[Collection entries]
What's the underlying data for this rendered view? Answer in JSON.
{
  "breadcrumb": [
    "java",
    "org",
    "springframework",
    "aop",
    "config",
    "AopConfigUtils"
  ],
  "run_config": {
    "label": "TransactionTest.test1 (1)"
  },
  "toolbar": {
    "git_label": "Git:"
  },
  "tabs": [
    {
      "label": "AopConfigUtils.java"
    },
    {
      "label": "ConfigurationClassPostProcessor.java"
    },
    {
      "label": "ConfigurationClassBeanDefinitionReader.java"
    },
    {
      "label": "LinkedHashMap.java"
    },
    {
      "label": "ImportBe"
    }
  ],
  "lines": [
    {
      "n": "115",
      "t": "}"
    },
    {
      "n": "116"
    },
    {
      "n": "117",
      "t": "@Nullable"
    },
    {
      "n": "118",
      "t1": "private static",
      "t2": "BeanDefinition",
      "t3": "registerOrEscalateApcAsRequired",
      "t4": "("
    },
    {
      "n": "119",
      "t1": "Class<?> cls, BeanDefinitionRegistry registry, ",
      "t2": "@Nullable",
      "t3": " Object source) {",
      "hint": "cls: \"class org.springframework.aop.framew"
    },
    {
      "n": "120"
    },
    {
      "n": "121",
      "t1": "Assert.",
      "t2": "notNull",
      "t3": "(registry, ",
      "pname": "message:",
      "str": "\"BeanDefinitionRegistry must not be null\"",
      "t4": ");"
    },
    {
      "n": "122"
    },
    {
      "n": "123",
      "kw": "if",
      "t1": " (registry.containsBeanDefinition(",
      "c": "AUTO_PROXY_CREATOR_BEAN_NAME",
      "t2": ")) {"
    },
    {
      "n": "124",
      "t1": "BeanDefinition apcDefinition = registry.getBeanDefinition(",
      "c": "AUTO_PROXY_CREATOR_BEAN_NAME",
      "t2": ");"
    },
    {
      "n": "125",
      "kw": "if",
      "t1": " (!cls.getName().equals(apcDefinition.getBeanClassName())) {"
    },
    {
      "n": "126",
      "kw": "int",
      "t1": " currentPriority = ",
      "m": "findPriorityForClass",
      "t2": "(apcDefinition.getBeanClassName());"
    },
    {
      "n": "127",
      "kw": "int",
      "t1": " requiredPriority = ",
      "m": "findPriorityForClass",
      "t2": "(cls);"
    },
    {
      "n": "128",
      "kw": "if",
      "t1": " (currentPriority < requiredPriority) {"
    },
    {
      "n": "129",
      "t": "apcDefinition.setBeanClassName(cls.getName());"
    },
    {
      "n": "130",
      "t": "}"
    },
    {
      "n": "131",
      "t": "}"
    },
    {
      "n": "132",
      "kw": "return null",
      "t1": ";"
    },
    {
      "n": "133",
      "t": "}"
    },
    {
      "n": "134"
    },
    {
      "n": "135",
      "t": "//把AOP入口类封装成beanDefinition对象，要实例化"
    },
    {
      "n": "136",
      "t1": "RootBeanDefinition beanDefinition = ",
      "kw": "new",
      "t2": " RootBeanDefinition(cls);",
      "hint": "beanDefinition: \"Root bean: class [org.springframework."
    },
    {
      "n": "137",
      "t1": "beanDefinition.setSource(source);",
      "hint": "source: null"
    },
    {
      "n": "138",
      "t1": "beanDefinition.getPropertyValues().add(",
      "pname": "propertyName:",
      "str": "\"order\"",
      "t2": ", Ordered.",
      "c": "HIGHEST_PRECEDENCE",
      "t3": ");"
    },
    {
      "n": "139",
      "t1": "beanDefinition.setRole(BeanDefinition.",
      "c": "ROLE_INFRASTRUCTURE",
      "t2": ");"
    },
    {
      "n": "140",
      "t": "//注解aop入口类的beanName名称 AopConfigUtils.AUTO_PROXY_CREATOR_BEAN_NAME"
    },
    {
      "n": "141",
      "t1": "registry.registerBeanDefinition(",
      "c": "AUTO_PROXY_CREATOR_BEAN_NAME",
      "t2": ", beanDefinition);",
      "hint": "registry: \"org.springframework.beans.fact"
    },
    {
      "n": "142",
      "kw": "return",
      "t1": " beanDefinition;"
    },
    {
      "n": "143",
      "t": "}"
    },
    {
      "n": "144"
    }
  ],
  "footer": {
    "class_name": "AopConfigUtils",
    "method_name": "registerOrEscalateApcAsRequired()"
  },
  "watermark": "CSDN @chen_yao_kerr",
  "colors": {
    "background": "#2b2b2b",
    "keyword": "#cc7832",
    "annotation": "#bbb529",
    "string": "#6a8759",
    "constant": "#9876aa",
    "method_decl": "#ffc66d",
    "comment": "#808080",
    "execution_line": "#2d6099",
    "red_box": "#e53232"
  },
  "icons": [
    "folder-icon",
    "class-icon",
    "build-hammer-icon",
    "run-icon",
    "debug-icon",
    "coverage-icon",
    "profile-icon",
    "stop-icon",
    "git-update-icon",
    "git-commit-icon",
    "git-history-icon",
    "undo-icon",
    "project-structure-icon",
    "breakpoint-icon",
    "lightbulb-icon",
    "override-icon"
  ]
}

> [Instructions to follow]:
Copy out every entry again, exactly as it was given.

> [Exercise solution]:
What's the underlying data for this rendered view? Answer in JSON.
{
  "breadcrumb": [
    "java",
    "org",
    "springframework",
    "aop",
    "config",
    "AopConfigUtils"
  ],
  "run_config": {
    "label": "TransactionTest.test1 (1)"
  },
  "toolbar": {
    "git_label": "Git:"
  },
  "tabs": [
    {
      "label": "AopConfigUtils.java"
    },
    {
      "label": "ConfigurationClassPostProcessor.java"
    },
    {
      "label": "ConfigurationClassBeanDefinitionReader.java"
    },
    {
      "label": "LinkedHashMap.java"
    },
    {
      "label": "ImportBe"
    }
  ],
  "lines": [
    {
      "n": "115",
      "t": "}"
    },
    {
      "n": "116"
    },
    {
      "n": "117",
      "t": "@Nullable"
    },
    {
      "n": "118",
      "t1": "private static",
      "t2": "BeanDefinition",
      "t3": "registerOrEscalateApcAsRequired",
      "t4": "("
    },
    {
      "n": "119",
      "t1": "Class<?> cls, BeanDefinitionRegistry registry, ",
      "t2": "@Nullable",
      "t3": " Object source) {",
      "hint": "cls: \"class org.springframework.aop.framew"
    },
    {
      "n": "120"
    },
    {
      "n": "121",
      "t1": "Assert.",
      "t2": "notNull",
      "t3": "(registry, ",
      "pname": "message:",
      "str": "\"BeanDefinitionRegistry must not be null\"",
      "t4": ");"
    },
    {
      "n": "122"
    },
    {
      "n": "123",
      "kw": "if",
      "t1": " (registry.containsBeanDefinition(",
      "c": "AUTO_PROXY_CREATOR_BEAN_NAME",
      "t2": ")) {"
    },
    {
      "n": "124",
      "t1": "BeanDefinition apcDefinition = registry.getBeanDefinition(",
      "c": "AUTO_PROXY_CREATOR_BEAN_NAME",
      "t2": ");"
    },
    {
      "n": "125",
      "kw": "if",
      "t1": " (!cls.getName().equals(apcDefinition.getBeanClassName())) {"
    },
    {
      "n": "126",
      "kw": "int",
      "t1": " currentPriority = ",
      "m": "findPriorityForClass",
      "t2": "(apcDefinition.getBeanClassName());"
    },
    {
      "n": "127",
      "kw": "int",
      "t1": " requiredPriority = ",
      "m": "findPriorityForClass",
      "t2": "(cls);"
    },
    {
      "n": "128",
      "kw": "if",
      "t1": " (currentPriority < requiredPriority) {"
    },
    {
      "n": "129",
      "t": "apcDefinition.setBeanClassName(cls.getName());"
    },
    {
      "n": "130",
      "t": "}"
    },
    {
      "n": "131",
      "t": "}"
    },
    {
      "n": "132",
      "kw": "return null",
      "t1": ";"
    },
    {
      "n": "133",
      "t": "}"
    },
    {
      "n": "134"
    },
    {
      "n": "135",
      "t": "//把AOP入口类封装成beanDefinition对象，要实例化"
    },
    {
      "n": "136",
      "t1": "RootBeanDefinition beanDefinition = ",
      "kw": "new",
      "t2": " RootBeanDefinition(cls);",
      "hint": "beanDefinition: \"Root bean: class [org.springframework."
    },
    {
      "n": "137",
      "t1": "beanDefinition.setSource(source);",
      "hint": "source: null"
    },
    {
      "n": "138",
      "t1": "beanDefinition.getPropertyValues().add(",
      "pname": "propertyName:",
      "str": "\"order\"",
      "t2": ", Ordered.",
      "c": "HIGHEST_PRECEDENCE",
      "t3": ");"
    },
    {
      "n": "139",
      "t1": "beanDefinition.setRole(BeanDefinition.",
      "c": "ROLE_INFRASTRUCTURE",
      "t2": ");"
    },
    {
      "n": "140",
      "t": "//注解aop入口类的beanName名称 AopConfigUtils.AUTO_PROXY_CREATOR_BEAN_NAME"
    },
    {
      "n": "141",
      "t1": "registry.registerBeanDefinition(",
      "c": "AUTO_PROXY_CREATOR_BEAN_NAME",
      "t2": ", beanDefinition);",
      "hint": "registry: \"org.springframework.beans.fact"
    },
    {
      "n": "142",
      "kw": "return",
      "t1": " beanDefinition;"
    },
    {
      "n": "143",
      "t": "}"
    },
    {
      "n": "144"
    }
  ],
  "footer": {
    "class_name": "AopConfigUtils",
    "method_name": "registerOrEscalateApcAsRequired()"
  },
  "watermark": "CSDN @chen_yao_kerr",
  "colors": {
    "background": "#2b2b2b",
    "keyword": "#cc7832",
    "annotation": "#bbb529",
    "string": "#6a8759",
    "constant": "#9876aa",
    "method_decl": "#ffc66d",
    "comment": "#808080",
    "execution_line": "#2d6099",
    "red_box": "#e53232"
  },
  "icons": [
    "folder-icon",
    "class-icon",
    "build-hammer-icon",
    "run-icon",
    "debug-icon",
    "coverage-icon",
    "profile-icon",
    "stop-icon",
    "git-update-icon",
    "git-commit-icon",
    "git-history-icon",
    "undo-icon",
    "project-structure-icon",
    "breakpoint-icon",
    "lightbulb-icon",
    "override-icon"
  ]
}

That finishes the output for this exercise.